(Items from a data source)
================

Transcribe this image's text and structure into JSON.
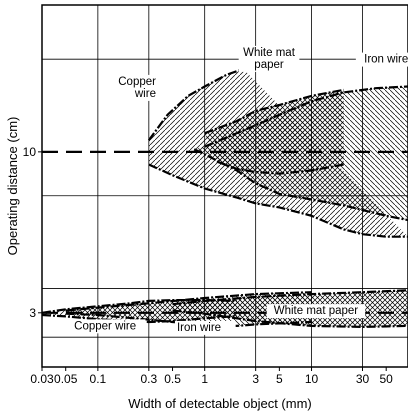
{
  "chart_data": {
    "type": "area",
    "title": "",
    "xlabel": "Width of detectable object (mm)",
    "ylabel": "Operating distance (cm)",
    "x_scale": "log",
    "y_scale": "log",
    "xlim": [
      0.03,
      80
    ],
    "ylim": [
      2,
      30
    ],
    "grid": true,
    "x_ticks": [
      {
        "value": 0.03,
        "label": "0.03"
      },
      {
        "value": 0.05,
        "label": "0.05"
      },
      {
        "value": 0.1,
        "label": "0.1"
      },
      {
        "value": 0.3,
        "label": "0.3"
      },
      {
        "value": 0.5,
        "label": "0.5"
      },
      {
        "value": 1,
        "label": "1"
      },
      {
        "value": 3,
        "label": "3"
      },
      {
        "value": 5,
        "label": "5"
      },
      {
        "value": 10,
        "label": "10"
      },
      {
        "value": 30,
        "label": "30"
      },
      {
        "value": 50,
        "label": "50"
      }
    ],
    "y_ticks": [
      {
        "value": 3,
        "label": "3"
      },
      {
        "value": 10,
        "label": "10"
      }
    ],
    "x_gridlines": [
      0.03,
      0.1,
      0.3,
      1,
      3,
      10,
      30
    ],
    "y_gridlines": [
      2.5,
      3.6,
      7.2,
      20
    ],
    "reference_lines": [
      {
        "y": 10,
        "style": "dashed"
      },
      {
        "y": 3,
        "style": "dashed"
      }
    ],
    "series": [
      {
        "name": "Copper wire",
        "label": "Copper\nwire",
        "label_at": [
          0.35,
          16.5
        ],
        "label_anchor": "end",
        "hatch": "forward",
        "upper": [
          [
            0.3,
            10.9
          ],
          [
            0.45,
            13.2
          ],
          [
            0.7,
            15.2
          ],
          [
            1,
            16.3
          ],
          [
            1.6,
            17.8
          ],
          [
            2.3,
            18.6
          ]
        ],
        "lower": [
          [
            0.3,
            9.1
          ],
          [
            0.5,
            8.4
          ],
          [
            1,
            7.6
          ],
          [
            2,
            7.1
          ],
          [
            3,
            6.8
          ],
          [
            5,
            6.6
          ],
          [
            10,
            6.2
          ],
          [
            20,
            5.6
          ],
          [
            30,
            5.4
          ],
          [
            50,
            5.3
          ],
          [
            80,
            5.3
          ]
        ]
      },
      {
        "name": "White mat paper",
        "label": "White mat\npaper",
        "label_at": [
          4,
          20.5
        ],
        "label_anchor": "middle",
        "hatch": "cross",
        "upper": [
          [
            1,
            11.5
          ],
          [
            2,
            12.6
          ],
          [
            3,
            13.6
          ],
          [
            5,
            14.2
          ],
          [
            10,
            15.2
          ],
          [
            20,
            15.9
          ]
        ],
        "lower": [
          [
            1.3,
            9.3
          ],
          [
            2,
            8.8
          ],
          [
            3,
            8.6
          ],
          [
            5,
            8.5
          ],
          [
            10,
            8.7
          ],
          [
            20,
            9.1
          ]
        ]
      },
      {
        "name": "Iron wire",
        "label": "Iron wire",
        "label_at": [
          50,
          19.5
        ],
        "label_anchor": "middle",
        "hatch": "back",
        "upper": [
          [
            1,
            10.4
          ],
          [
            3,
            12.2
          ],
          [
            5,
            13.2
          ],
          [
            10,
            14.6
          ],
          [
            20,
            15.6
          ],
          [
            40,
            16.1
          ],
          [
            80,
            16.3
          ]
        ],
        "lower": [
          [
            0.8,
            10.2
          ],
          [
            2,
            8.7
          ],
          [
            3,
            7.9
          ],
          [
            5,
            7.3
          ],
          [
            10,
            7.0
          ],
          [
            20,
            6.7
          ],
          [
            50,
            6.2
          ],
          [
            80,
            6.0
          ]
        ]
      },
      {
        "name": "Copper wire",
        "label": "Copper wire",
        "label_at": [
          0.06,
          2.65
        ],
        "label_anchor": "start",
        "hatch": "forward",
        "upper": [
          [
            0.03,
            3.0
          ],
          [
            0.05,
            3.08
          ],
          [
            0.1,
            3.15
          ],
          [
            0.2,
            3.22
          ],
          [
            0.3,
            3.28
          ],
          [
            0.5,
            3.3
          ],
          [
            1,
            3.3
          ],
          [
            2,
            3.28
          ]
        ],
        "lower": [
          [
            0.03,
            2.95
          ],
          [
            0.05,
            2.92
          ],
          [
            0.1,
            2.86
          ],
          [
            0.2,
            2.82
          ],
          [
            0.3,
            2.8
          ],
          [
            0.5,
            2.82
          ],
          [
            1,
            2.88
          ],
          [
            2,
            2.93
          ]
        ]
      },
      {
        "name": "Iron wire",
        "label": "Iron wire",
        "label_at": [
          0.55,
          2.62
        ],
        "label_anchor": "start",
        "hatch": "back",
        "upper": [
          [
            0.05,
            3.05
          ],
          [
            0.1,
            3.12
          ],
          [
            0.3,
            3.22
          ],
          [
            1,
            3.35
          ],
          [
            3,
            3.45
          ],
          [
            10,
            3.5
          ]
        ],
        "lower": [
          [
            0.05,
            2.98
          ],
          [
            0.1,
            2.95
          ],
          [
            0.3,
            2.85
          ],
          [
            0.5,
            2.8
          ],
          [
            1,
            2.75
          ],
          [
            2,
            2.72
          ],
          [
            3,
            2.75
          ],
          [
            10,
            2.8
          ]
        ]
      },
      {
        "name": "White mat paper",
        "label": "White mat paper",
        "label_at": [
          11,
          2.97
        ],
        "label_anchor": "middle",
        "hatch": "cross",
        "upper": [
          [
            0.5,
            3.2
          ],
          [
            1,
            3.28
          ],
          [
            3,
            3.38
          ],
          [
            10,
            3.45
          ],
          [
            30,
            3.5
          ],
          [
            80,
            3.55
          ]
        ],
        "lower": [
          [
            0.5,
            3.05
          ],
          [
            1,
            2.98
          ],
          [
            3,
            2.82
          ],
          [
            10,
            2.72
          ],
          [
            30,
            2.7
          ],
          [
            80,
            2.72
          ]
        ]
      }
    ]
  }
}
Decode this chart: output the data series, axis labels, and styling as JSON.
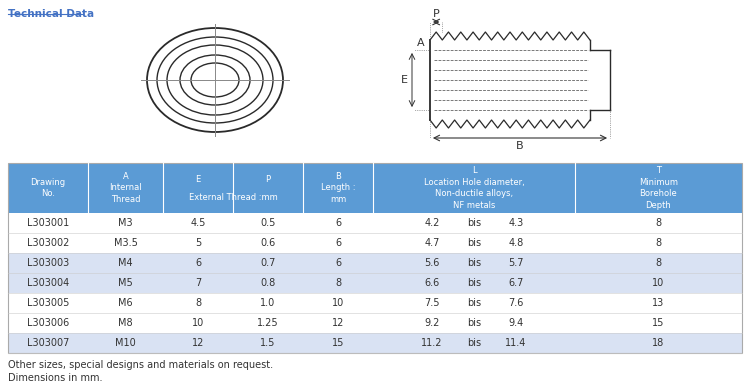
{
  "title_link": "Technical Data",
  "title_color": "#4472C4",
  "bg_color": "#ffffff",
  "header_bg": "#5B9BD5",
  "header_text_color": "#ffffff",
  "alt_row_bg": "#D9E2F3",
  "white_row_bg": "#ffffff",
  "text_color": "#333333",
  "rows": [
    [
      "L303001",
      "M3",
      "4.5",
      "0.5",
      "6",
      "4.2",
      "bis",
      "4.3",
      "8"
    ],
    [
      "L303002",
      "M3.5",
      "5",
      "0.6",
      "6",
      "4.7",
      "bis",
      "4.8",
      "8"
    ],
    [
      "L303003",
      "M4",
      "6",
      "0.7",
      "6",
      "5.6",
      "bis",
      "5.7",
      "8"
    ],
    [
      "L303004",
      "M5",
      "7",
      "0.8",
      "8",
      "6.6",
      "bis",
      "6.7",
      "10"
    ],
    [
      "L303005",
      "M6",
      "8",
      "1.0",
      "10",
      "7.5",
      "bis",
      "7.6",
      "13"
    ],
    [
      "L303006",
      "M8",
      "10",
      "1.25",
      "12",
      "9.2",
      "bis",
      "9.4",
      "15"
    ],
    [
      "L303007",
      "M10",
      "12",
      "1.5",
      "15",
      "11.2",
      "bis",
      "11.4",
      "18"
    ]
  ],
  "row_bg": [
    "#ffffff",
    "#ffffff",
    "#D9E2F3",
    "#D9E2F3",
    "#ffffff",
    "#ffffff",
    "#D9E2F3"
  ],
  "footer1": "Other sizes, special designs and materials on request.",
  "footer2": "Dimensions in mm."
}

================

Stated goal: The pictures should not be reproduced; quote all of the other material exactly.

Task response:
Transcribe this image's text and structure into JSON.
{
  "chart_data": {
    "type": "area",
    "title": "",
    "xlabel": "Width of detectable object (mm)",
    "ylabel": "Operating distance (cm)",
    "x_scale": "log",
    "y_scale": "log",
    "xlim": [
      0.03,
      80
    ],
    "ylim": [
      2,
      30
    ],
    "grid": true,
    "x_ticks": [
      {
        "value": 0.03,
        "label": "0.03"
      },
      {
        "value": 0.05,
        "label": "0.05"
      },
      {
        "value": 0.1,
        "label": "0.1"
      },
      {
        "value": 0.3,
        "label": "0.3"
      },
      {
        "value": 0.5,
        "label": "0.5"
      },
      {
        "value": 1,
        "label": "1"
      },
      {
        "value": 3,
        "label": "3"
      },
      {
        "value": 5,
        "label": "5"
      },
      {
        "value": 10,
        "label": "10"
      },
      {
        "value": 30,
        "label": "30"
      },
      {
        "value": 50,
        "label": "50"
      }
    ],
    "y_ticks": [
      {
        "value": 3,
        "label": "3"
      },
      {
        "value": 10,
        "label": "10"
      }
    ],
    "x_gridlines": [
      0.03,
      0.1,
      0.3,
      1,
      3,
      10,
      30
    ],
    "y_gridlines": [
      2.5,
      3.6,
      7.2,
      20
    ],
    "reference_lines": [
      {
        "y": 10,
        "style": "dashed"
      },
      {
        "y": 3,
        "style": "dashed"
      }
    ],
    "series": [
      {
        "name": "Copper wire",
        "label": "Copper\nwire",
        "label_at": [
          0.35,
          16.5
        ],
        "label_anchor": "end",
        "hatch": "forward",
        "upper": [
          [
            0.3,
            10.9
          ],
          [
            0.45,
            13.2
          ],
          [
            0.7,
            15.2
          ],
          [
            1,
            16.3
          ],
          [
            1.6,
            17.8
          ],
          [
            2.3,
            18.6
          ]
        ],
        "lower": [
          [
            0.3,
            9.1
          ],
          [
            0.5,
            8.4
          ],
          [
            1,
            7.6
          ],
          [
            2,
            7.1
          ],
          [
            3,
            6.8
          ],
          [
            5,
            6.6
          ],
          [
            10,
            6.2
          ],
          [
            20,
            5.6
          ],
          [
            30,
            5.4
          ],
          [
            50,
            5.3
          ],
          [
            80,
            5.3
          ]
        ]
      },
      {
        "name": "White mat paper",
        "label": "White mat\npaper",
        "label_at": [
          4,
          20.5
        ],
        "label_anchor": "middle",
        "hatch": "cross",
        "upper": [
          [
            1,
            11.5
          ],
          [
            2,
            12.6
          ],
          [
            3,
            13.6
          ],
          [
            5,
            14.2
          ],
          [
            10,
            15.2
          ],
          [
            20,
            15.9
          ]
        ],
        "lower": [
          [
            1.3,
            9.3
          ],
          [
            2,
            8.8
          ],
          [
            3,
            8.6
          ],
          [
            5,
            8.5
          ],
          [
            10,
            8.7
          ],
          [
            20,
            9.1
          ]
        ]
      },
      {
        "name": "Iron wire",
        "label": "Iron wire",
        "label_at": [
          50,
          19.5
        ],
        "label_anchor": "middle",
        "hatch": "back",
        "upper": [
          [
            1,
            10.4
          ],
          [
            3,
            12.2
          ],
          [
            5,
            13.2
          ],
          [
            10,
            14.6
          ],
          [
            20,
            15.6
          ],
          [
            40,
            16.1
          ],
          [
            80,
            16.3
          ]
        ],
        "lower": [
          [
            0.8,
            10.2
          ],
          [
            2,
            8.7
          ],
          [
            3,
            7.9
          ],
          [
            5,
            7.3
          ],
          [
            10,
            7.0
          ],
          [
            20,
            6.7
          ],
          [
            50,
            6.2
          ],
          [
            80,
            6.0
          ]
        ]
      },
      {
        "name": "Copper wire",
        "label": "Copper wire",
        "label_at": [
          0.06,
          2.65
        ],
        "label_anchor": "start",
        "hatch": "forward",
        "upper": [
          [
            0.03,
            3.0
          ],
          [
            0.05,
            3.08
          ],
          [
            0.1,
            3.15
          ],
          [
            0.2,
            3.22
          ],
          [
            0.3,
            3.28
          ],
          [
            0.5,
            3.3
          ],
          [
            1,
            3.3
          ],
          [
            2,
            3.28
          ]
        ],
        "lower": [
          [
            0.03,
            2.95
          ],
          [
            0.05,
            2.92
          ],
          [
            0.1,
            2.86
          ],
          [
            0.2,
            2.82
          ],
          [
            0.3,
            2.8
          ],
          [
            0.5,
            2.82
          ],
          [
            1,
            2.88
          ],
          [
            2,
            2.93
          ]
        ]
      },
      {
        "name": "Iron wire",
        "label": "Iron wire",
        "label_at": [
          0.55,
          2.62
        ],
        "label_anchor": "start",
        "hatch": "back",
        "upper": [
          [
            0.05,
            3.05
          ],
          [
            0.1,
            3.12
          ],
          [
            0.3,
            3.22
          ],
          [
            1,
            3.35
          ],
          [
            3,
            3.45
          ],
          [
            10,
            3.5
          ]
        ],
        "lower": [
          [
            0.05,
            2.98
          ],
          [
            0.1,
            2.95
          ],
          [
            0.3,
            2.85
          ],
          [
            0.5,
            2.8
          ],
          [
            1,
            2.75
          ],
          [
            2,
            2.72
          ],
          [
            3,
            2.75
          ],
          [
            10,
            2.8
          ]
        ]
      },
      {
        "name": "White mat paper",
        "label": "White mat paper",
        "label_at": [
          11,
          2.97
        ],
        "label_anchor": "middle",
        "hatch": "cross",
        "upper": [
          [
            0.5,
            3.2
          ],
          [
            1,
            3.28
          ],
          [
            3,
            3.38
          ],
          [
            10,
            3.45
          ],
          [
            30,
            3.5
          ],
          [
            80,
            3.55
          ]
        ],
        "lower": [
          [
            0.5,
            3.05
          ],
          [
            1,
            2.98
          ],
          [
            3,
            2.82
          ],
          [
            10,
            2.72
          ],
          [
            30,
            2.7
          ],
          [
            80,
            2.72
          ]
        ]
      }
    ]
  }
}
Decode this chart: output the data series, axis labels, and styling as JSON.
{
  "title_link": "Technical Data",
  "title_color": "#4472C4",
  "bg_color": "#ffffff",
  "header_bg": "#5B9BD5",
  "header_text_color": "#ffffff",
  "alt_row_bg": "#D9E2F3",
  "white_row_bg": "#ffffff",
  "text_color": "#333333",
  "rows": [
    [
      "L303001",
      "M3",
      "4.5",
      "0.5",
      "6",
      "4.2",
      "bis",
      "4.3",
      "8"
    ],
    [
      "L303002",
      "M3.5",
      "5",
      "0.6",
      "6",
      "4.7",
      "bis",
      "4.8",
      "8"
    ],
    [
      "L303003",
      "M4",
      "6",
      "0.7",
      "6",
      "5.6",
      "bis",
      "5.7",
      "8"
    ],
    [
      "L303004",
      "M5",
      "7",
      "0.8",
      "8",
      "6.6",
      "bis",
      "6.7",
      "10"
    ],
    [
      "L303005",
      "M6",
      "8",
      "1.0",
      "10",
      "7.5",
      "bis",
      "7.6",
      "13"
    ],
    [
      "L303006",
      "M8",
      "10",
      "1.25",
      "12",
      "9.2",
      "bis",
      "9.4",
      "15"
    ],
    [
      "L303007",
      "M10",
      "12",
      "1.5",
      "15",
      "11.2",
      "bis",
      "11.4",
      "18"
    ]
  ],
  "row_bg": [
    "#ffffff",
    "#ffffff",
    "#D9E2F3",
    "#D9E2F3",
    "#ffffff",
    "#ffffff",
    "#D9E2F3"
  ],
  "footer1": "Other sizes, special designs and materials on request.",
  "footer2": "Dimensions in mm."
}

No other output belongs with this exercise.